Exercise instructions
Scan the data below and pick out the lines containing the word "linkedin".

Task inputs
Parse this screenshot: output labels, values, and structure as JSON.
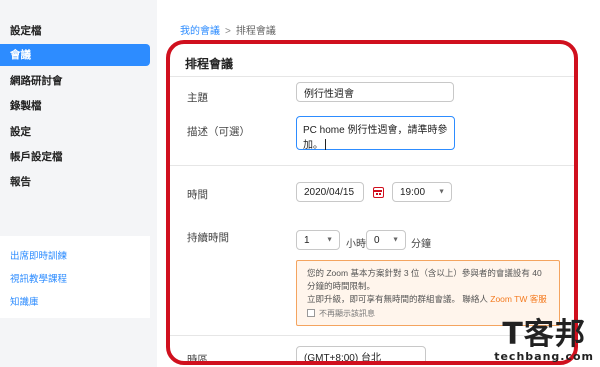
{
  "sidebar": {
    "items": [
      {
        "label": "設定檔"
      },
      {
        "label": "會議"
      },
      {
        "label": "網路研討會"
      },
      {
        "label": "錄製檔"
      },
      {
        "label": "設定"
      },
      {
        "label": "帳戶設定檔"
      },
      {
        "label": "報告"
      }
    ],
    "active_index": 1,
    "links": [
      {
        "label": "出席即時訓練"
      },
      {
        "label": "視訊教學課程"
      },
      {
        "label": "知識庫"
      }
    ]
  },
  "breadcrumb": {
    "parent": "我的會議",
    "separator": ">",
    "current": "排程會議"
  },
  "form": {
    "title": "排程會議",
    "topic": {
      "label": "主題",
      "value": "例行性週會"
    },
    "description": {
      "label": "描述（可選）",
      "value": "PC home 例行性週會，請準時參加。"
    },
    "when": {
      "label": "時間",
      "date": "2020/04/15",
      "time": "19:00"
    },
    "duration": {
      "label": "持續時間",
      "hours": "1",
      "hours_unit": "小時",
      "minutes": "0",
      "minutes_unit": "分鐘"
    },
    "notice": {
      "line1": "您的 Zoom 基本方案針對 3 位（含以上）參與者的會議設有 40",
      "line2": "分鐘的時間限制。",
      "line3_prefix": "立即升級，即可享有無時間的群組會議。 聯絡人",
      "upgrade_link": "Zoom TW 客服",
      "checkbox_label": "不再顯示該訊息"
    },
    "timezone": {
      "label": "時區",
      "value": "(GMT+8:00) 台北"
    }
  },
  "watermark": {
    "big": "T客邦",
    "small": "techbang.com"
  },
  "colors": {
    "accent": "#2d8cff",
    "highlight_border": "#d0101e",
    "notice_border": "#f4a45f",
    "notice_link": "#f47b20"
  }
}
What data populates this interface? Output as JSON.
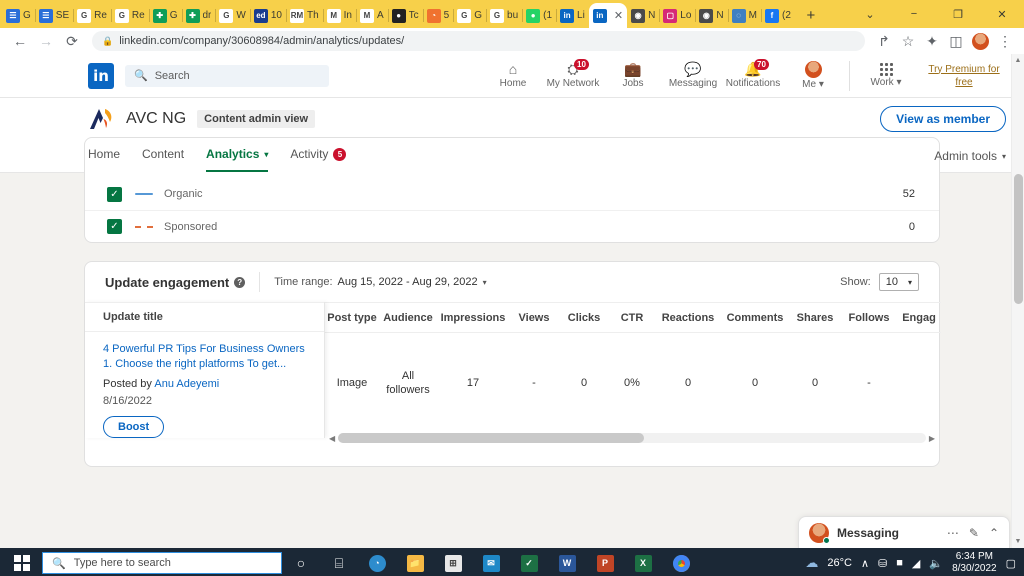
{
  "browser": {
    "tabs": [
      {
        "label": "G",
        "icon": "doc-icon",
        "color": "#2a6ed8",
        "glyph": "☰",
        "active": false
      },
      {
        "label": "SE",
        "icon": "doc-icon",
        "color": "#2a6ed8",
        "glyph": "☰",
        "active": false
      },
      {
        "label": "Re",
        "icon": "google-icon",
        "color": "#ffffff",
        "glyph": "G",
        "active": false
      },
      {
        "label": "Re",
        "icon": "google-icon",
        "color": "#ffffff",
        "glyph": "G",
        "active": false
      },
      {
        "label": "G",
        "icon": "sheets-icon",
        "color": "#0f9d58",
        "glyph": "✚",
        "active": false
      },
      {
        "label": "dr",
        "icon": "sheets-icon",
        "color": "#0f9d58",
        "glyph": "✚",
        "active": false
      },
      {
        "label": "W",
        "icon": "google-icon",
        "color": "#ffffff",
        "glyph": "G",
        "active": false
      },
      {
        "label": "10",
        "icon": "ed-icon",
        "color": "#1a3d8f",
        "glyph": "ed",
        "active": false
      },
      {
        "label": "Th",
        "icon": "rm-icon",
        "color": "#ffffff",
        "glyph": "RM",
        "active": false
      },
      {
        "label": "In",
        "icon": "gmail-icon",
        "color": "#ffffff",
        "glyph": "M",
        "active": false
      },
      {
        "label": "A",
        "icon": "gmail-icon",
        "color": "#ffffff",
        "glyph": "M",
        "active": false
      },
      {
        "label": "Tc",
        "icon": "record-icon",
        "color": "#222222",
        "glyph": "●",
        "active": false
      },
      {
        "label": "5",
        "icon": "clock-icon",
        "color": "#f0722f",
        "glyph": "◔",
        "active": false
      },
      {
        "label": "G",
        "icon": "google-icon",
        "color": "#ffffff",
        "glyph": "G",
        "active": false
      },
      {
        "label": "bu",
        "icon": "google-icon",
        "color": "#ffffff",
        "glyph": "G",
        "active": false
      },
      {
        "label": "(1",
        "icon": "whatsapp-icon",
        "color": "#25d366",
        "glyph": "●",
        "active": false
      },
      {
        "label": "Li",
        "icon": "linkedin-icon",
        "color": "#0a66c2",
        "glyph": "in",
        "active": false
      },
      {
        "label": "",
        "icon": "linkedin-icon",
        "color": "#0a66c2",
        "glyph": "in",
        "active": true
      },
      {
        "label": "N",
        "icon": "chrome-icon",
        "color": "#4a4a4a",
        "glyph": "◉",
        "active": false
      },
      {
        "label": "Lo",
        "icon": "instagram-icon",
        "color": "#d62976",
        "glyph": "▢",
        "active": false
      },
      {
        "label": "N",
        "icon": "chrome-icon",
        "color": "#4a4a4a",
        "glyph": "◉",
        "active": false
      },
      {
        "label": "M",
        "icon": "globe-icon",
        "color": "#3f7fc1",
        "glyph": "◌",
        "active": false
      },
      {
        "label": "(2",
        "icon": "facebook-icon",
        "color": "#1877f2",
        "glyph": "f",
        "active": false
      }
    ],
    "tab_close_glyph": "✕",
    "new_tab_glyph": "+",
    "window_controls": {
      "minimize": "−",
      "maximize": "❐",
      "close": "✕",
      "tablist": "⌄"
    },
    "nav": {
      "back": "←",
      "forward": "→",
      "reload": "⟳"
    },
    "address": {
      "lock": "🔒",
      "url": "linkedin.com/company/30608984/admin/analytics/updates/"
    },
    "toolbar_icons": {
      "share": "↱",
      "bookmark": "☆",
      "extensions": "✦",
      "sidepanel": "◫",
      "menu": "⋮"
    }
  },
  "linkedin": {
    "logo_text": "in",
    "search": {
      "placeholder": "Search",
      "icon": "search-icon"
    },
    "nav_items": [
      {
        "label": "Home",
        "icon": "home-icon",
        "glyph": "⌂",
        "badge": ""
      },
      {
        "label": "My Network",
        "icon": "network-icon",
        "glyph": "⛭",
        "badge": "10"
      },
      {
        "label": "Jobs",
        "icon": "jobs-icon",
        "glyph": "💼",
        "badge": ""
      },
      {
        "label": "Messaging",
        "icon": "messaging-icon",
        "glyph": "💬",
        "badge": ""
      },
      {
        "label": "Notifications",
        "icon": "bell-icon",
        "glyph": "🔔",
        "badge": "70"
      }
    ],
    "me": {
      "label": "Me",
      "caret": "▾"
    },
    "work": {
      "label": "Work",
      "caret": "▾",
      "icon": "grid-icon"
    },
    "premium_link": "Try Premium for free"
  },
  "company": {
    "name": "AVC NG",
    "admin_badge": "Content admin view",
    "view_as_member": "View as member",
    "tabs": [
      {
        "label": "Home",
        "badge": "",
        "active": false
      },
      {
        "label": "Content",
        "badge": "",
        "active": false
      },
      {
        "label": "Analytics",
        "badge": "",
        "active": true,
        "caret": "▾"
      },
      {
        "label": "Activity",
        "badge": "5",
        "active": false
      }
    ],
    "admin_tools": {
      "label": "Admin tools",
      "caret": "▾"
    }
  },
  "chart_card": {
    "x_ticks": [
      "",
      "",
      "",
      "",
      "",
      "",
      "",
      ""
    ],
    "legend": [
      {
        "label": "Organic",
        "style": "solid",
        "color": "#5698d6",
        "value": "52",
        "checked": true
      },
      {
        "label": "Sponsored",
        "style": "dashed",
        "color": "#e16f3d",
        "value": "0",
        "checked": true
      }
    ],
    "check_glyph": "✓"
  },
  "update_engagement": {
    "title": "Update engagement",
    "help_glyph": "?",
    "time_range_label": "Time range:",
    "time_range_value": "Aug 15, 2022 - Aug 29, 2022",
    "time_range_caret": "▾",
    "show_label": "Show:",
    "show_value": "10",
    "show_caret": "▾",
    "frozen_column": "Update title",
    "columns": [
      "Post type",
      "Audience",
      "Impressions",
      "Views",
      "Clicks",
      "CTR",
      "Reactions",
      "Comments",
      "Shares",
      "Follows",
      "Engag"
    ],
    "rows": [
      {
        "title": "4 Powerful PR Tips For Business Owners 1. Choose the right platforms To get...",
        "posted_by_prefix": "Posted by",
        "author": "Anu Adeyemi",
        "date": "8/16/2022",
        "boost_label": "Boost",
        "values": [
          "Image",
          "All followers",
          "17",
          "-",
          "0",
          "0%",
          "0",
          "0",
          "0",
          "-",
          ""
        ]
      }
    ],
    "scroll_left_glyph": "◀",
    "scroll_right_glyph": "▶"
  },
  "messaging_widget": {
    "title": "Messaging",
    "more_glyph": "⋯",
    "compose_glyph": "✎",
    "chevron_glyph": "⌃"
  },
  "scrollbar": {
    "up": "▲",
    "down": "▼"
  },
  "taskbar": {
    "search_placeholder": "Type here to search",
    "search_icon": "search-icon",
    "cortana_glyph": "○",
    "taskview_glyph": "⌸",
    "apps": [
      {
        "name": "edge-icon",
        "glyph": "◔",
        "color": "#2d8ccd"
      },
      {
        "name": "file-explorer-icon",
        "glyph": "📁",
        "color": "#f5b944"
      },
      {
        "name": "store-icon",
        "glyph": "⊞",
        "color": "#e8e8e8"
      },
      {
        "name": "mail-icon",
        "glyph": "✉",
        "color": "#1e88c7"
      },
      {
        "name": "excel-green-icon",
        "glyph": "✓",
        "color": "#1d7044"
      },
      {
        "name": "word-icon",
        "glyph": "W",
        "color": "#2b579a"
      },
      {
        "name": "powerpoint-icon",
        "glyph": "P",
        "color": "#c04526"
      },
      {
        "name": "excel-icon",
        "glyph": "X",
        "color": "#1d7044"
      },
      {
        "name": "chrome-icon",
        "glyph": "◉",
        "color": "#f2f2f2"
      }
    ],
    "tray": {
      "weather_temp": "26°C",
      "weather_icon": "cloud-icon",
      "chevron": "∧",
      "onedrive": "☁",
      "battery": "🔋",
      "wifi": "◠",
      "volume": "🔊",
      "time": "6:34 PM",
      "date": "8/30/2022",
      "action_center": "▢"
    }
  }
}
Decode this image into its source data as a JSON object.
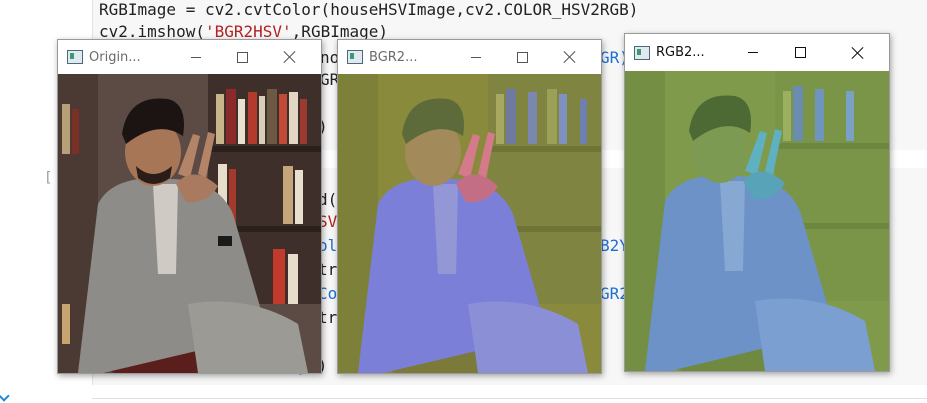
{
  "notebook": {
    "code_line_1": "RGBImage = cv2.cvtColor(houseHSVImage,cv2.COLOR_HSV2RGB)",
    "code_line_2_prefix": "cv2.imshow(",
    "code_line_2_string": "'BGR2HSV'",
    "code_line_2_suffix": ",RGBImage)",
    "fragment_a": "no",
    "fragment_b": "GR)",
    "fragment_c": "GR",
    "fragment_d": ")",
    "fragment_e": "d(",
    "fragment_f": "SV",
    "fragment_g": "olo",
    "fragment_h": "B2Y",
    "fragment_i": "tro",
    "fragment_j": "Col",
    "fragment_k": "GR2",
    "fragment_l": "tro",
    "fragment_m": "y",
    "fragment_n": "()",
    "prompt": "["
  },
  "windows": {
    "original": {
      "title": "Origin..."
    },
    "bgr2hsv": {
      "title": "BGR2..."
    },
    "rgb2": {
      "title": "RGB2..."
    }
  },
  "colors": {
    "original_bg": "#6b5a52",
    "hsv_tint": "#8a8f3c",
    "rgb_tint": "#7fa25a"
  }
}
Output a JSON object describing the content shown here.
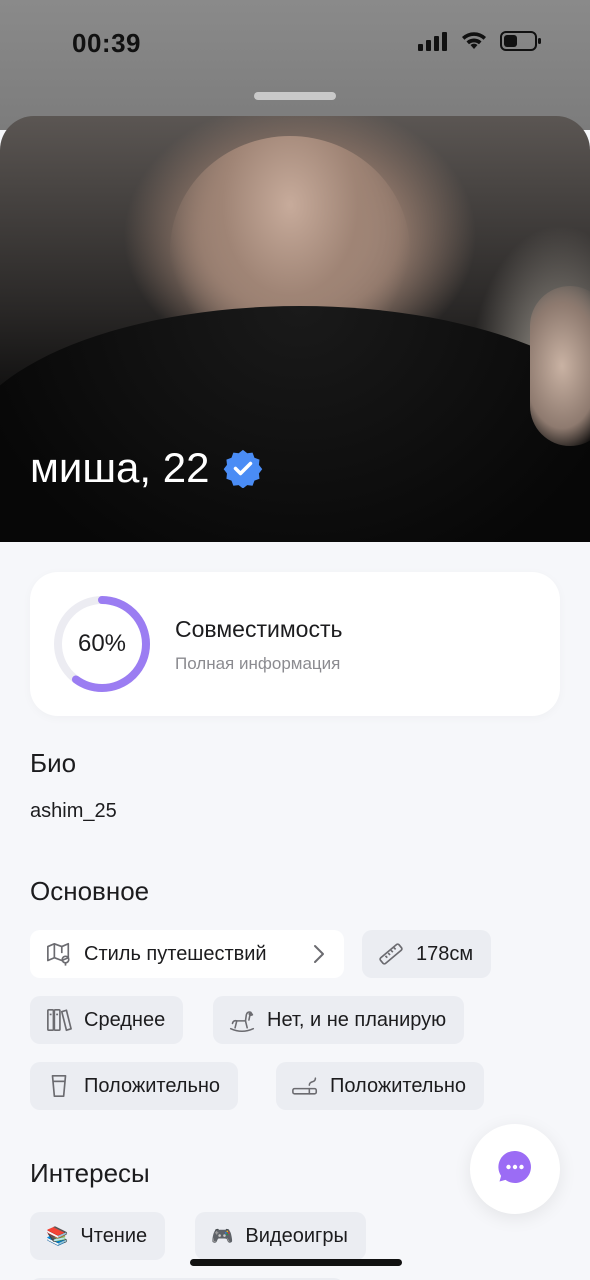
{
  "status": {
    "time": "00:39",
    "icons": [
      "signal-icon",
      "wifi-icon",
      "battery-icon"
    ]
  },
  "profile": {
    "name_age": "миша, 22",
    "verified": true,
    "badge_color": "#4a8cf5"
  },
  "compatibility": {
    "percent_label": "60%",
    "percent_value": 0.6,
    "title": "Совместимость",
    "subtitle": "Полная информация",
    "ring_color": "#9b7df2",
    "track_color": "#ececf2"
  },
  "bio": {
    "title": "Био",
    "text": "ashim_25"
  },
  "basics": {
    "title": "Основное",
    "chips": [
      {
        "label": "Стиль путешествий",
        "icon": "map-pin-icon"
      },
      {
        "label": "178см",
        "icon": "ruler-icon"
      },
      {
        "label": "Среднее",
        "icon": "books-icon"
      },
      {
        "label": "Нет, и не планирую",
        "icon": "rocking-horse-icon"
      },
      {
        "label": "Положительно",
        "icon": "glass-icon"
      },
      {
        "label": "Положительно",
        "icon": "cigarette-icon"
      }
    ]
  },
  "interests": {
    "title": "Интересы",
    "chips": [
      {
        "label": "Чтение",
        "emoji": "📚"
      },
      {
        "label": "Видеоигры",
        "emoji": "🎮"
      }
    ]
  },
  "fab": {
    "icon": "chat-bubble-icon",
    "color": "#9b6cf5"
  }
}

Result for this exercise
        "icon": "linkedin-icon",
        "icon": "linkedin-icon",
      "url": "linkedin.com/company/30608984/admin/analytics/updates/"
  "linkedin": {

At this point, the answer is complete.